= Description of the task =
Each line that contains the string "TRUMP" counts once; report how many such lines appear in the data, as a number only.

= Records for this exercise =

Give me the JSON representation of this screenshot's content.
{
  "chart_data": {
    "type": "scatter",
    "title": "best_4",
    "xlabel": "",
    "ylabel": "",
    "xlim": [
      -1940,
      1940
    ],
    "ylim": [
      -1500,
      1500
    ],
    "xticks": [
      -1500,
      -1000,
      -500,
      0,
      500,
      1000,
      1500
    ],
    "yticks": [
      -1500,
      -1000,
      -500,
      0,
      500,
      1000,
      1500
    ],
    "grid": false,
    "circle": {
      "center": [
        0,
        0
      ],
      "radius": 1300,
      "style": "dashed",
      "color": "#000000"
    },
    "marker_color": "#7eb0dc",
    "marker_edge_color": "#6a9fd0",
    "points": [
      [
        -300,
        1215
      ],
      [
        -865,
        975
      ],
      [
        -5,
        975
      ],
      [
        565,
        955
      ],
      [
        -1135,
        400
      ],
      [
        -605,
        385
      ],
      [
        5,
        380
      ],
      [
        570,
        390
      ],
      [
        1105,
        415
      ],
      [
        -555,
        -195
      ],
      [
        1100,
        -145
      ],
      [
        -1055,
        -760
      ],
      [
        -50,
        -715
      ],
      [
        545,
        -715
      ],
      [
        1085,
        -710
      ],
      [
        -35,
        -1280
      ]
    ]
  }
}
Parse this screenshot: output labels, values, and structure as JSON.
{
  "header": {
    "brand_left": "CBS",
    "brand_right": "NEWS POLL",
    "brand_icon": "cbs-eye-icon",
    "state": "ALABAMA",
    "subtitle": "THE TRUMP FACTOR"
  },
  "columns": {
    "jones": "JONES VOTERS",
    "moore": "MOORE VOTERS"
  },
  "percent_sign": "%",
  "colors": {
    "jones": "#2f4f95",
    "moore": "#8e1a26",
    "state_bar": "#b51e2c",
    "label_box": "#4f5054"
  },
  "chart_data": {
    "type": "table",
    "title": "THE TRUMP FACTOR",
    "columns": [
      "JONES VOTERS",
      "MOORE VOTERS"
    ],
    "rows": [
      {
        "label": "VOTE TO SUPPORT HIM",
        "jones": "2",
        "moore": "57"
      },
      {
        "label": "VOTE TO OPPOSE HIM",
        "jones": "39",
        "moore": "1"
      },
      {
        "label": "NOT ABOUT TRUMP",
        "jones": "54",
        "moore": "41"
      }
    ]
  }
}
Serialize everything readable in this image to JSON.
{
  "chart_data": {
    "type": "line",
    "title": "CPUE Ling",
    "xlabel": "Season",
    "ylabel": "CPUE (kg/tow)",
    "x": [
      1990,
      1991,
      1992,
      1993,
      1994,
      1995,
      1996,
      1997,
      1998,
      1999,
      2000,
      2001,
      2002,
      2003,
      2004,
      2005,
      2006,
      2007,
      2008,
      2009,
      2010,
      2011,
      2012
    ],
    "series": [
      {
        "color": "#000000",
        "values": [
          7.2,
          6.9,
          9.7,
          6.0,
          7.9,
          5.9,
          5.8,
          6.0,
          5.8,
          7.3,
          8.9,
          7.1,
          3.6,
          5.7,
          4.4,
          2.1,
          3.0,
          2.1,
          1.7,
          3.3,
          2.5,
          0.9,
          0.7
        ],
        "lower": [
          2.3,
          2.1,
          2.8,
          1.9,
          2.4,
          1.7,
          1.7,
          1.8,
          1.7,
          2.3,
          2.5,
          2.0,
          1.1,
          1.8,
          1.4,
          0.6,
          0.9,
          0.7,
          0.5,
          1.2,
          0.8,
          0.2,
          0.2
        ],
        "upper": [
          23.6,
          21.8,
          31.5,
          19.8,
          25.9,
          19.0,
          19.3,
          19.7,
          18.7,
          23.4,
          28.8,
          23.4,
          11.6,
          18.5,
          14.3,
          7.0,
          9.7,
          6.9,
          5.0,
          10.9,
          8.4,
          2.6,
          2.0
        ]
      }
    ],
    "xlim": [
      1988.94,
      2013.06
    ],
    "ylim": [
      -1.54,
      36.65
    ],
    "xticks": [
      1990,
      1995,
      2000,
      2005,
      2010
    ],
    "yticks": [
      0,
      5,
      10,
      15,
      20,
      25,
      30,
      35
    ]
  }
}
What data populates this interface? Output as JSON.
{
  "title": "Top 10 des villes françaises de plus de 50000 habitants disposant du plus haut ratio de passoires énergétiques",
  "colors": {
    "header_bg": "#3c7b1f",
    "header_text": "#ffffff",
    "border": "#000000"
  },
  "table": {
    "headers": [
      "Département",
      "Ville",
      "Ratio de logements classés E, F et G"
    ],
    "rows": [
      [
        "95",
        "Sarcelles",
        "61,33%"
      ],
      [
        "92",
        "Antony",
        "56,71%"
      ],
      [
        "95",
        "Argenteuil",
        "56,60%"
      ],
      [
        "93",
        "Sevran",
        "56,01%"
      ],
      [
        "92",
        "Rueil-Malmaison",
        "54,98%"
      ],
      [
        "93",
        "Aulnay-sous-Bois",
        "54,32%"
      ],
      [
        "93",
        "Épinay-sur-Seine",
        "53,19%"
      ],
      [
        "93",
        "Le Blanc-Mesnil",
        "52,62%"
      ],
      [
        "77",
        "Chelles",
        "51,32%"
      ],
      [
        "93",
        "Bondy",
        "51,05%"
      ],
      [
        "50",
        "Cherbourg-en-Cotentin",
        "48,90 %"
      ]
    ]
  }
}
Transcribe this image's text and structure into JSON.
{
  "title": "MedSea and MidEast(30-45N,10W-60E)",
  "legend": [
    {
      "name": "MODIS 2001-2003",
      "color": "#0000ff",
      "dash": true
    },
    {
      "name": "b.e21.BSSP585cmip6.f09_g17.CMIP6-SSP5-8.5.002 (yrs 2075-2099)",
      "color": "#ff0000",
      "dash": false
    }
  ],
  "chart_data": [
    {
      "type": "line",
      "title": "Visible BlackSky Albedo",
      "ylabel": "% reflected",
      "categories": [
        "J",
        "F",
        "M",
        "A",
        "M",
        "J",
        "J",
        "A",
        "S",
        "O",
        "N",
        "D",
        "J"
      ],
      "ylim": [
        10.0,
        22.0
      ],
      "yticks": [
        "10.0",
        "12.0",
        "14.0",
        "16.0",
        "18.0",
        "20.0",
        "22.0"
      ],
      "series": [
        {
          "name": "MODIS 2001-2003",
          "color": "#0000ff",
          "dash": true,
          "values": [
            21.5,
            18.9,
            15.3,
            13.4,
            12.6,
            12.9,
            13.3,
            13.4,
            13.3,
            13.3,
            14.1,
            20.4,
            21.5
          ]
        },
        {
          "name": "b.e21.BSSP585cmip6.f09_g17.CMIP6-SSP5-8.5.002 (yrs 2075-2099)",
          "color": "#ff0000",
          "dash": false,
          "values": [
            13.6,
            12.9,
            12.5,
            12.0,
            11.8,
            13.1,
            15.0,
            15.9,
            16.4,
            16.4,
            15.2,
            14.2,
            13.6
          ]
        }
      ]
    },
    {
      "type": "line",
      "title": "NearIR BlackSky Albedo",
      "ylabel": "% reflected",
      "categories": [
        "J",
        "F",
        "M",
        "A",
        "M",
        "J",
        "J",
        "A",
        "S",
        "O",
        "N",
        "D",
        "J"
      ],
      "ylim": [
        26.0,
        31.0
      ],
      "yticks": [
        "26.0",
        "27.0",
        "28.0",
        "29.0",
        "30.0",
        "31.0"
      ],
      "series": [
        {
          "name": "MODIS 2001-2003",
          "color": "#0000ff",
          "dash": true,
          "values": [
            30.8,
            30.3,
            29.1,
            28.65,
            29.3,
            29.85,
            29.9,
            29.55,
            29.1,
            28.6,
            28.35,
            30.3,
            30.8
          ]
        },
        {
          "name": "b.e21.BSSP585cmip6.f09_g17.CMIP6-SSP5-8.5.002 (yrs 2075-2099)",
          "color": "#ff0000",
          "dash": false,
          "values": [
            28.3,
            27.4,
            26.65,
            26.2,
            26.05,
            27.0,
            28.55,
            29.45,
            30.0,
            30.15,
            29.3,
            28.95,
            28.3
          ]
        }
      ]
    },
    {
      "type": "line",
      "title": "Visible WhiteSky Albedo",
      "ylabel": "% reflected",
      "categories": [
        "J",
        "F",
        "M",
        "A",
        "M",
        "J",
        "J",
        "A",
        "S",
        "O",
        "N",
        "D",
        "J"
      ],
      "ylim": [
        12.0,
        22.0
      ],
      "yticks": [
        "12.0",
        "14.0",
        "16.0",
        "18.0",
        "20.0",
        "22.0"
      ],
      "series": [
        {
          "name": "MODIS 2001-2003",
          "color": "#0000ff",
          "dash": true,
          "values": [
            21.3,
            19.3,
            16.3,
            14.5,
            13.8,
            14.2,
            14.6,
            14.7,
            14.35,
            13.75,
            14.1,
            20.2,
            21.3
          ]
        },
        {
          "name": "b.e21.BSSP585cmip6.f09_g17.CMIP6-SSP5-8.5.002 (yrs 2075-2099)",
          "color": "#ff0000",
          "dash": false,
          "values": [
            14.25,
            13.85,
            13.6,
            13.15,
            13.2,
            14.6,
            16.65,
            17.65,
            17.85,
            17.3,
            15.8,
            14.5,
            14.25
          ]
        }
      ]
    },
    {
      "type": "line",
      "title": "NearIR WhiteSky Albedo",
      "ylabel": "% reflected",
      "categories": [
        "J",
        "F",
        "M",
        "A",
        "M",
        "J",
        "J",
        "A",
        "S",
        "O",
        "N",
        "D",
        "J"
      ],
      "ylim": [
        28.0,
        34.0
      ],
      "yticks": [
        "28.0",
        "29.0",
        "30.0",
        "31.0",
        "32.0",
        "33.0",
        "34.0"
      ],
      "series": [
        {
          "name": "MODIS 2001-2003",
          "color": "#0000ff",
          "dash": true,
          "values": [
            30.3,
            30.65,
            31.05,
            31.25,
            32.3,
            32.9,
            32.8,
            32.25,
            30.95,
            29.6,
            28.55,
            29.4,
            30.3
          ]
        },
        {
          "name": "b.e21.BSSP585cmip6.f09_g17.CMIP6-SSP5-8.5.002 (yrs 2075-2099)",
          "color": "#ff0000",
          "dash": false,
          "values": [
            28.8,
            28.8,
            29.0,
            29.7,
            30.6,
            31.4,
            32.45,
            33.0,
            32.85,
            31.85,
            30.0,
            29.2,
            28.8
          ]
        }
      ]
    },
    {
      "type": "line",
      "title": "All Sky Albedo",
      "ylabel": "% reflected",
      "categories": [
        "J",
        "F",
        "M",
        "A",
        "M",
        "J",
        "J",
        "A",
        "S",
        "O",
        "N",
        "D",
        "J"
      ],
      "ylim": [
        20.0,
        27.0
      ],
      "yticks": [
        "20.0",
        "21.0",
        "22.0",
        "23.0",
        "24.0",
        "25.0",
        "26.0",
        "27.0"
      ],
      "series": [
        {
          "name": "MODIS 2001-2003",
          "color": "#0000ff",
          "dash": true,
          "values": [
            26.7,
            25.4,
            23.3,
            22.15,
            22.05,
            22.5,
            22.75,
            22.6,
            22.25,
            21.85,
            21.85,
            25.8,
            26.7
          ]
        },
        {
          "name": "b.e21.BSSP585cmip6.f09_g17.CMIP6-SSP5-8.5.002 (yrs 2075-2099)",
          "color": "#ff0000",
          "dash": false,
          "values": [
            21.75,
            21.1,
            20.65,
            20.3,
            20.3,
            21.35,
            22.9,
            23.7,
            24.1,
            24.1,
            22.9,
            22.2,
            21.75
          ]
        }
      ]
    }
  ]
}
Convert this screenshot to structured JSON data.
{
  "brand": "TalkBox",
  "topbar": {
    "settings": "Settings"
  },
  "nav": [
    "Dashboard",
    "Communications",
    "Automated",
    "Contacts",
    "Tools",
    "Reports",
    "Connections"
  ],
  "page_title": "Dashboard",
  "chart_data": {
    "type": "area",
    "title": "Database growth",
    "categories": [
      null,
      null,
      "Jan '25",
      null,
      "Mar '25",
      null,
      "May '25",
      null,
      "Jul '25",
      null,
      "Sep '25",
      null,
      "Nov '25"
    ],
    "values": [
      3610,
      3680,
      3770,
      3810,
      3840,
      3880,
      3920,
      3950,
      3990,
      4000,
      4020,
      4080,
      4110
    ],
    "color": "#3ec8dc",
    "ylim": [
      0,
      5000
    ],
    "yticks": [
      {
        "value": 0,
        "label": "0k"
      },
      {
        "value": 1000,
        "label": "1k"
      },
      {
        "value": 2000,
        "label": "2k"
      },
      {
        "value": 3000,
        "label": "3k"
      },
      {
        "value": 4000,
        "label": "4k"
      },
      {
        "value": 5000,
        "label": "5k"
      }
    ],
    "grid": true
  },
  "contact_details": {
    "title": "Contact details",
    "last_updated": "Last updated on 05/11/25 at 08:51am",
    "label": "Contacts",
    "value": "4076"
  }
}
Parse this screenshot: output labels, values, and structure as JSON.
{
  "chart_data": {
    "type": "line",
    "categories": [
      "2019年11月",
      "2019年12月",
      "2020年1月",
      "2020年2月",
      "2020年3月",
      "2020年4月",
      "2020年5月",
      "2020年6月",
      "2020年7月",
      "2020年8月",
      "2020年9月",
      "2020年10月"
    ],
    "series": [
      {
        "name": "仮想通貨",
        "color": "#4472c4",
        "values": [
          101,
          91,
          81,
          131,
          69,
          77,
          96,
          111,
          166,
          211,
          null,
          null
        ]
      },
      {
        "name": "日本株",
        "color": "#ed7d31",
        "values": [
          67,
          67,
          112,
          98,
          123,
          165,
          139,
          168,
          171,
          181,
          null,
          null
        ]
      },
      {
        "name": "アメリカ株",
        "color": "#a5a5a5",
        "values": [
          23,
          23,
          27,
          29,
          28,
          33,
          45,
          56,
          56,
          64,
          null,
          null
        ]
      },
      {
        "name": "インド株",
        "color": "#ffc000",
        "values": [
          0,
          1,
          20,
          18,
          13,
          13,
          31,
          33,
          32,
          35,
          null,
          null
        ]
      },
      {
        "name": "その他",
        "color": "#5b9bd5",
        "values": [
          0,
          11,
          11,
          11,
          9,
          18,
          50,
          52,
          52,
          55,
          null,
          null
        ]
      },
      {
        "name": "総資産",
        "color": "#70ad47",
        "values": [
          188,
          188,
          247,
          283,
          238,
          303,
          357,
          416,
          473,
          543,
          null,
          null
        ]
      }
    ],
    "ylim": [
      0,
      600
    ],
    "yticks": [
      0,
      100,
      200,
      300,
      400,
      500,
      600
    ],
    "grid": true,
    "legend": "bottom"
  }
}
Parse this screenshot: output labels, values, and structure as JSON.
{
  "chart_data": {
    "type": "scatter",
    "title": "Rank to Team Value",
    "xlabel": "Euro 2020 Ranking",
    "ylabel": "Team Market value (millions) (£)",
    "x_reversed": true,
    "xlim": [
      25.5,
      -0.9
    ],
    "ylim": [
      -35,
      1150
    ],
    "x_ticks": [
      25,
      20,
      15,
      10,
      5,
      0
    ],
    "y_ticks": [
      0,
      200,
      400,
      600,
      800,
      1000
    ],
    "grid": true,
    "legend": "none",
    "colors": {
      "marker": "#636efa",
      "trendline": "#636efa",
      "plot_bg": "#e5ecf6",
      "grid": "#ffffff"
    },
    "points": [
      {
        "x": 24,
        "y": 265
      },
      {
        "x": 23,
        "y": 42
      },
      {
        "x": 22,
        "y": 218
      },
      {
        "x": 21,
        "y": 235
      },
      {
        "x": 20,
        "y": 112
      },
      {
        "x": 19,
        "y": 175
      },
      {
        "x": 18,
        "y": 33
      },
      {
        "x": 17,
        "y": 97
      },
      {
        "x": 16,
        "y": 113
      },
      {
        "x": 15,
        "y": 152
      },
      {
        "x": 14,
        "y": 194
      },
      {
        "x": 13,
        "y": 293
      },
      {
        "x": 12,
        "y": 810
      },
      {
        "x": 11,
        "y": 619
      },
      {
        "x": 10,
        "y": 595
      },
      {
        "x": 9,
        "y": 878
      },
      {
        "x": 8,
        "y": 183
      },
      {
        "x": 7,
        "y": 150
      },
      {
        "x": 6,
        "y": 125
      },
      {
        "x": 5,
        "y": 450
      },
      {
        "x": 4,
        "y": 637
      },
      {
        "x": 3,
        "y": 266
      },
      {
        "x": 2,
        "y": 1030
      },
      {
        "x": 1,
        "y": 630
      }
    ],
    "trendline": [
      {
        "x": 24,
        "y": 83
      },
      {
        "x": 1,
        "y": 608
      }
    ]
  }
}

= Result of this task =
3